• DOCUMENT PASSAGE
RCT Binary Classifier (USE)

Description

This model is a USE based classifier that can classify if an article is a randomized clinical trial (RCT) or not.

Predicted Entities

true, false

Live Demo Open in Colab Copy S3 URI

How to use

document_assembler = DocumentAssembler()\
        .setInputCol("text")\
        .setOutputCol("document")

use = UniversalSentenceEncoder.pretrained()\
        .setInputCols("document")\
        .setOutputCol("sentence_embeddings")

classifier_dl = ClassifierDLModel.pretrained("rct_binary_classifier_use", "en", "clinical/models")\
        .setInputCols(["sentence_embeddings"])\
        .setOutputCol("class")

use_clf_pipeline = Pipeline(
    stages = [
        document_assembler,
        use,
        classifier_dl
    ])

data = spark.createDataFrame([["""Abstract:Based on the American Society of Anesthesiologists' Practice Guidelines for Sedation and Analgesia by Non-Anesthesiologists (ASA-SED), a sedation training course aimed at improving medical safety was developed by the Japanese Association for Medical Simulation in 2011. This study evaluated the effect of debriefing on participants' perceptions of the essential points of the ASA-SED. A total of 38 novice doctors participated in the sedation training course during the research period. Of these doctors, 18 participated in the debriefing group, and 20 participated in non-debriefing group. Scoring of participants' guideline perceptions was conducted using an evaluation sheet (nine items, 16 points) created based on the ASA-SED. The debriefing group showed a greater perception of the ASA-SED, as reflected in the significantly higher scores on the evaluation sheet (median, 16 points) than the control group (median, 13 points; p < 0.05). No significant differences were identified before or during sedation, but the difference after sedation was significant (p < 0.05). Debriefing after sedation training courses may contribute to better perception of the ASA-SED, and may lead to enhanced attitudes toward medical safety during sedation and analgesia. """]]).toDF("text")

result = use_clf_pipeline.fit(data).transform(data)
val documenter = new DocumentAssembler() 
    .setInputCol("text") 
    .setOutputCol("document")

val use = UniversalSentenceEncoder.pretrained()
    .setInputCols("document")
    .setOutputCol("sentence_embeddings")

val classifier_dl = ClassifierDLModel.pretrained("rct_binary_classifier_use", "en", "clinical/models")
        .setInputCols(Array("sentence_embeddings"))
        .setOutputCol("class")

val use_clf_pipeline = new Pipeline().setStages(Array(documenter, use, classifier_dl))

• Items listed in a dataset
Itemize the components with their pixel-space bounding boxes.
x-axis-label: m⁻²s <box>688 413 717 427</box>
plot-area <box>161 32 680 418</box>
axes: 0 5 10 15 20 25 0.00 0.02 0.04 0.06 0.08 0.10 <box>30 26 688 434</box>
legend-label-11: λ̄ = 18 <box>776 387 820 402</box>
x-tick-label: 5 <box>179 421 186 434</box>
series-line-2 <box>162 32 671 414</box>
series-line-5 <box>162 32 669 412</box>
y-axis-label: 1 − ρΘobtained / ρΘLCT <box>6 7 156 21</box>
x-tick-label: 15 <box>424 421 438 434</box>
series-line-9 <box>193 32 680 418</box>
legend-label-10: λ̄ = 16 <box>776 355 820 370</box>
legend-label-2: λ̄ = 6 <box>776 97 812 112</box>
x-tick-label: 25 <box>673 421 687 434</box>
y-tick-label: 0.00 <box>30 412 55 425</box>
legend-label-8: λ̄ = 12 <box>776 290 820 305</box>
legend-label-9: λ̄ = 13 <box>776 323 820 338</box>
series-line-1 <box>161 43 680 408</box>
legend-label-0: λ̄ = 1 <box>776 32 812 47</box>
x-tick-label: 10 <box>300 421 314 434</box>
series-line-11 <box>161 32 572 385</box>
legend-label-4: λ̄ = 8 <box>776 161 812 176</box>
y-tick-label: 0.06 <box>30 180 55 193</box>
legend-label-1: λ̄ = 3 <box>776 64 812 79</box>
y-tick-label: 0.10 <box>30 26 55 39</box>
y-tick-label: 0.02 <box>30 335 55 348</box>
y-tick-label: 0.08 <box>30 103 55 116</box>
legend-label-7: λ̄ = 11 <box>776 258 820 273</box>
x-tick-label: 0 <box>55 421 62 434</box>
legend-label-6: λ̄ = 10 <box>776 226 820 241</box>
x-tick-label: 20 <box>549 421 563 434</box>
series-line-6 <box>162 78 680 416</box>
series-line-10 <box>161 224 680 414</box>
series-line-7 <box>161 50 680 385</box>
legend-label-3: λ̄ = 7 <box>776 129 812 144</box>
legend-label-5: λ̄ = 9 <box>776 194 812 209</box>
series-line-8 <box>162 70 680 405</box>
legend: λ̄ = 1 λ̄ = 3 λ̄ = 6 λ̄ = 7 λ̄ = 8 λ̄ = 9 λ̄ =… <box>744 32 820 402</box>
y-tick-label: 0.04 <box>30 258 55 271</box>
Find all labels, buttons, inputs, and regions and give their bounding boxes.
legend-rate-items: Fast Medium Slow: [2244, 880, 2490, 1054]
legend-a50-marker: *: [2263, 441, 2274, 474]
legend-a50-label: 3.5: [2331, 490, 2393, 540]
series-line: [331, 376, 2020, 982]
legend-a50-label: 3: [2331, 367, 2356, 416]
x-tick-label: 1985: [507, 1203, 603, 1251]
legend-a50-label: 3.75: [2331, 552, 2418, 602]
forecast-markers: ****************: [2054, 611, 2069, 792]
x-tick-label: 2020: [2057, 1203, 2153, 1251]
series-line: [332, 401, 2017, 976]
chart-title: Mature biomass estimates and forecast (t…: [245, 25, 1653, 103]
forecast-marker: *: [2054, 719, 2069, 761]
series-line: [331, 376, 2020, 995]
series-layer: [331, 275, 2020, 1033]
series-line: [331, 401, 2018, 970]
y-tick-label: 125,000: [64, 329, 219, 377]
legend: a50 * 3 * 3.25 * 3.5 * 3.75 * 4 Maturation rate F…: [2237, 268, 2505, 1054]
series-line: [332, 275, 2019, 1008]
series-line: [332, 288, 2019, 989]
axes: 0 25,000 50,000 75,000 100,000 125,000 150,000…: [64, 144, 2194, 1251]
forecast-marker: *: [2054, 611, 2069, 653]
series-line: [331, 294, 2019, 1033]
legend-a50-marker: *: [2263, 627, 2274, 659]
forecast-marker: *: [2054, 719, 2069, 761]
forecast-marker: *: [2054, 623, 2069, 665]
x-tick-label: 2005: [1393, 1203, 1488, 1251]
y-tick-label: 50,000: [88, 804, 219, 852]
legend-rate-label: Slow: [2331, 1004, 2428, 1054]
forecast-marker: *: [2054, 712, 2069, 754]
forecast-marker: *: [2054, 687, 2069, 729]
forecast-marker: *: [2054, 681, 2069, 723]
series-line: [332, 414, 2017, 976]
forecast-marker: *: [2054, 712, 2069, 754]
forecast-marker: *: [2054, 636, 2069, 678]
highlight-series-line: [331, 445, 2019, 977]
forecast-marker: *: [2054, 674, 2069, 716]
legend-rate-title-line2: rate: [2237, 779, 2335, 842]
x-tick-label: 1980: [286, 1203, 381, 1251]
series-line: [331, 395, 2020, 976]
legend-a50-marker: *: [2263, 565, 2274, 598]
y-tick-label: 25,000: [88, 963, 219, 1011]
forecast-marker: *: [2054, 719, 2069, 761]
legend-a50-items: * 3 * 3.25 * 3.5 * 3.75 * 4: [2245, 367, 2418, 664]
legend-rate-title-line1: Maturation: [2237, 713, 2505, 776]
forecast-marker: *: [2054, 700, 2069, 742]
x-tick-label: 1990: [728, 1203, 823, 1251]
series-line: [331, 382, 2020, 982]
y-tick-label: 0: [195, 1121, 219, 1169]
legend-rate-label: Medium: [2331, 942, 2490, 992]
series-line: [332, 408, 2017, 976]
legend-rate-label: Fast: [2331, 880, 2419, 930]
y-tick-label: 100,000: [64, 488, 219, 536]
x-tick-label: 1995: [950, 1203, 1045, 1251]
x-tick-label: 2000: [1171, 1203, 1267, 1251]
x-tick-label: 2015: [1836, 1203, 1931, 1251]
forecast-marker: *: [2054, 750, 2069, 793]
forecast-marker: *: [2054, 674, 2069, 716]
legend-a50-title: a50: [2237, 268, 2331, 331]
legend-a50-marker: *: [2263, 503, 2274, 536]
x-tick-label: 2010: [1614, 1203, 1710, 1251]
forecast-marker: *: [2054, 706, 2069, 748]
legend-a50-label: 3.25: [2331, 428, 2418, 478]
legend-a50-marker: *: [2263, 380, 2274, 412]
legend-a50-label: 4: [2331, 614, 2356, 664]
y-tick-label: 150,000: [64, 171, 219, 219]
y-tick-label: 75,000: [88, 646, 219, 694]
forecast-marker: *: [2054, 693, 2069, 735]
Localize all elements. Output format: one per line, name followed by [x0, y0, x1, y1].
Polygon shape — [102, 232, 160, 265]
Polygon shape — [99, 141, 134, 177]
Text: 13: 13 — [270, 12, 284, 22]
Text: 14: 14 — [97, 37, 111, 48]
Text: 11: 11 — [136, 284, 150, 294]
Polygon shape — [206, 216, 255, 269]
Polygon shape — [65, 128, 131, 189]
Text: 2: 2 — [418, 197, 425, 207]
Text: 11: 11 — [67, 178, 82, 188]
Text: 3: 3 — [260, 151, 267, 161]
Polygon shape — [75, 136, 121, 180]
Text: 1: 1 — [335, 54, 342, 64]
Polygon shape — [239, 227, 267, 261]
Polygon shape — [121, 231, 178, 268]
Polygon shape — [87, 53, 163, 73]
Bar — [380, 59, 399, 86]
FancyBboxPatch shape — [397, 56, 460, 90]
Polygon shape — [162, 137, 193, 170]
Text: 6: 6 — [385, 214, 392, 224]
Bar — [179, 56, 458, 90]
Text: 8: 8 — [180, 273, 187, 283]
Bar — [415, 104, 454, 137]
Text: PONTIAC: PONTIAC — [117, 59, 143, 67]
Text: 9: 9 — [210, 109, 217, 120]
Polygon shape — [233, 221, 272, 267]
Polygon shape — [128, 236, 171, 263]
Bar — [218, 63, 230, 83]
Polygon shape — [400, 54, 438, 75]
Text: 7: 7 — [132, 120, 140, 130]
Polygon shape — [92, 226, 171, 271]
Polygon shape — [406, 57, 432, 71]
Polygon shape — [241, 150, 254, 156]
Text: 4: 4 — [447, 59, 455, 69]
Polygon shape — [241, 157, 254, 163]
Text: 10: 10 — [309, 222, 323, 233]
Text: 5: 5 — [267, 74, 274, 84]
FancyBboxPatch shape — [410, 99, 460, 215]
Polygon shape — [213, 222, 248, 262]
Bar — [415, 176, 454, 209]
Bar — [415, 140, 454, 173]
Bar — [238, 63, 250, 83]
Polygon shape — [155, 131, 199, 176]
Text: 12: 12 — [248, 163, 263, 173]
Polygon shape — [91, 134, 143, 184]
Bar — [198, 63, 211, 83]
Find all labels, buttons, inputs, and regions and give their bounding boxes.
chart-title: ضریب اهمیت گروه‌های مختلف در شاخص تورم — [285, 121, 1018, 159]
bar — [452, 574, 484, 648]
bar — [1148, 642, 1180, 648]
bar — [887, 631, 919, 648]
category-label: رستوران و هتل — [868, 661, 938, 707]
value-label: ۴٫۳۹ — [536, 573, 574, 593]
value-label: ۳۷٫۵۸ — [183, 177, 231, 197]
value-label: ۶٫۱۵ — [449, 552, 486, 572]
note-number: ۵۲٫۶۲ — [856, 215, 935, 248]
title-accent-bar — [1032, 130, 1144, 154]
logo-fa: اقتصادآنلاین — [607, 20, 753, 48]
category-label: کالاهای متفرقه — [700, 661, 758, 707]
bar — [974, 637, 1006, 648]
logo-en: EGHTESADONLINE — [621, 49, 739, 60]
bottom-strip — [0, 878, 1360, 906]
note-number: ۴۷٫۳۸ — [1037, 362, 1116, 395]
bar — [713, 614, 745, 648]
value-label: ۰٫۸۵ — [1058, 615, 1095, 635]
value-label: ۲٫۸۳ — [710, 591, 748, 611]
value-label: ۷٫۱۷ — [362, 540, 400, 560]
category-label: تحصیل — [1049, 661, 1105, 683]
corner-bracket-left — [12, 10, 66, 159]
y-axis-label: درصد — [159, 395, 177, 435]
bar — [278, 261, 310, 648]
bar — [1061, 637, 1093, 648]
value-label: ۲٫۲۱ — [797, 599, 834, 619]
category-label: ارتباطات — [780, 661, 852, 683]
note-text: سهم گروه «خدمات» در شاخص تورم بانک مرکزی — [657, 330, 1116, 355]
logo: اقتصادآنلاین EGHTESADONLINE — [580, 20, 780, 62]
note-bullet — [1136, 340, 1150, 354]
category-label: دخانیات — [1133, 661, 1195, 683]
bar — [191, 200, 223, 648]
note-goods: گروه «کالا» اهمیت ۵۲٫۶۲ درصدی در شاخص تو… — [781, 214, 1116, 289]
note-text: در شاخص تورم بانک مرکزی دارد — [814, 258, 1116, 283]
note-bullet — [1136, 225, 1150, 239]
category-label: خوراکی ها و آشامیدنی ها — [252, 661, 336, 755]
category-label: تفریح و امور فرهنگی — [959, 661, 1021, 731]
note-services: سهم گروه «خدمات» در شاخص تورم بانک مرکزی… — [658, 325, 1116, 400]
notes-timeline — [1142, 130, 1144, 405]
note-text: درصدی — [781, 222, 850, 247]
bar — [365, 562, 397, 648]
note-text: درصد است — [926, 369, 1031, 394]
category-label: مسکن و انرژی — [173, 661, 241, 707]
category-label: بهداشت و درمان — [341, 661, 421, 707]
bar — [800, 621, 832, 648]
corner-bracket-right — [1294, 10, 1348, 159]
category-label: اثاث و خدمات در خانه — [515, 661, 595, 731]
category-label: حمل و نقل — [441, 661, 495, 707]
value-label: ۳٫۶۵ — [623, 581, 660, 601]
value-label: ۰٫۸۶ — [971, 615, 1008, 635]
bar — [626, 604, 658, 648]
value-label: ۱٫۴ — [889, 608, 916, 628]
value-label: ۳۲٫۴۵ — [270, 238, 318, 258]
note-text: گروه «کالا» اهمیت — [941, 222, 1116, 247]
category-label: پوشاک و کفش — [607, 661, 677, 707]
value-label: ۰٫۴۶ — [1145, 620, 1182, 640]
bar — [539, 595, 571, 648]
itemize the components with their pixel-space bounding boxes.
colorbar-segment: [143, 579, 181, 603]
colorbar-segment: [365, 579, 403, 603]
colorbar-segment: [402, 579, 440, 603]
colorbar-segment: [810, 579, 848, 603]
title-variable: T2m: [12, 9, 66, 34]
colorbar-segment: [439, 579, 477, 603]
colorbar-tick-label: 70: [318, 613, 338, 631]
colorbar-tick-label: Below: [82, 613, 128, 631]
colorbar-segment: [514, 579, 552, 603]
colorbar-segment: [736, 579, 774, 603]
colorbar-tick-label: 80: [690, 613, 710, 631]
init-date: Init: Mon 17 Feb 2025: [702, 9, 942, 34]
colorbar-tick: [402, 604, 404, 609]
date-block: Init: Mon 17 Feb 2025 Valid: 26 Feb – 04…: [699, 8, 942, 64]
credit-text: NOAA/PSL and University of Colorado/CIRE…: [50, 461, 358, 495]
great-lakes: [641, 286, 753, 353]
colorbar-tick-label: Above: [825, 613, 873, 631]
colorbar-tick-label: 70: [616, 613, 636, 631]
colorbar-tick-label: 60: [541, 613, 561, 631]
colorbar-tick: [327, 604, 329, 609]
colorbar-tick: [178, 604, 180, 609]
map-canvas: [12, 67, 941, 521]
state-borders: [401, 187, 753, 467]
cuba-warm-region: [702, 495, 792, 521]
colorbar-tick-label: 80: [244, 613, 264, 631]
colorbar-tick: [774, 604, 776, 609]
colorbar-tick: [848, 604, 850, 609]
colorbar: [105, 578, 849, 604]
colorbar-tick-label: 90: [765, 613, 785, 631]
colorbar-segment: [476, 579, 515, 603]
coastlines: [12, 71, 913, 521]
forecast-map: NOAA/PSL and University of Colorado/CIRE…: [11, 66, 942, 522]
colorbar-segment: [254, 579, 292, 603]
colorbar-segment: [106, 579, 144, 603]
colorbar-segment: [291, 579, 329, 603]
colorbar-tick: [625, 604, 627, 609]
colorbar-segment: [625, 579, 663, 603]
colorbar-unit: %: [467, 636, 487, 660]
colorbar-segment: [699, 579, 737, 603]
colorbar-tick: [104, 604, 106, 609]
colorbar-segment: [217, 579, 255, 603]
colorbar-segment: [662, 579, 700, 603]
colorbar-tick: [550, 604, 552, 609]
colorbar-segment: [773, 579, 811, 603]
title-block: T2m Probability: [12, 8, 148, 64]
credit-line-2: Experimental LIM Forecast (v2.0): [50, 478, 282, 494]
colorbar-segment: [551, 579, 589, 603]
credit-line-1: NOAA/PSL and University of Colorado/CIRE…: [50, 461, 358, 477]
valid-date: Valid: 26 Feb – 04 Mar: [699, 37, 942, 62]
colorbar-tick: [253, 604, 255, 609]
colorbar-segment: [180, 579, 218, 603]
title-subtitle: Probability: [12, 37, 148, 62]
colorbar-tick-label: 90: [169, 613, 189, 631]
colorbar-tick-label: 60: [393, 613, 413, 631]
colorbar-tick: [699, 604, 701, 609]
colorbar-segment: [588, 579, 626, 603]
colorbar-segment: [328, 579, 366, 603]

• PROBLEMS AND TASKS
**A.** According to the RCT classifier page, which entities does the model predict?
**B.** In the Python code on the RCT classifier page, which stages make up the pipeline, in order?
**C.** Proceed with the RCT classifier page from its final line.

• EXERCISE RESPONSES
**A.** The model predicts the entities true and false.

**B.** document_assembler, use, classifier_dl

**C.**
val data = Seq("""Abstract:Based on the American Society of Anesthesiologists' Practice Guidelines for Sedation and Analgesia by Non-Anesthesiologists (ASA-SED), a sedation training course aimed at improving medical safety was developed by the Japanese Association for Medical Simulation in 2011. This study evaluated the effect of debriefing on participants' perceptions of the essential points of the ASA-SED. A total of 38 novice doctors participated in the sedation training course during the research period. Of these doctors, 18 participated in the debriefing group, and 20 participated in non-debriefing group. Scoring of participants' guideline perceptions was conducted using an evaluation sheet (nine items, 16 points) created based on the ASA-SED. The debriefing group showed a greater perception of the ASA-SED, as reflected in the significantly higher scores on the evaluation sheet (median, 16 points) than the control group (median, 13 points; p < 0.05). No significant differences were identified before or during sedation, but the difference after sedation was significant (p < 0.05). Debriefing after sedation training courses may contribute to better perception of the ASA-SED, and may lead to enhanced attitudes toward medical safety during sedation and analgesia. """).toDS.toDF("text")

val result = use_clf_pipeline.fit(data).transform(data)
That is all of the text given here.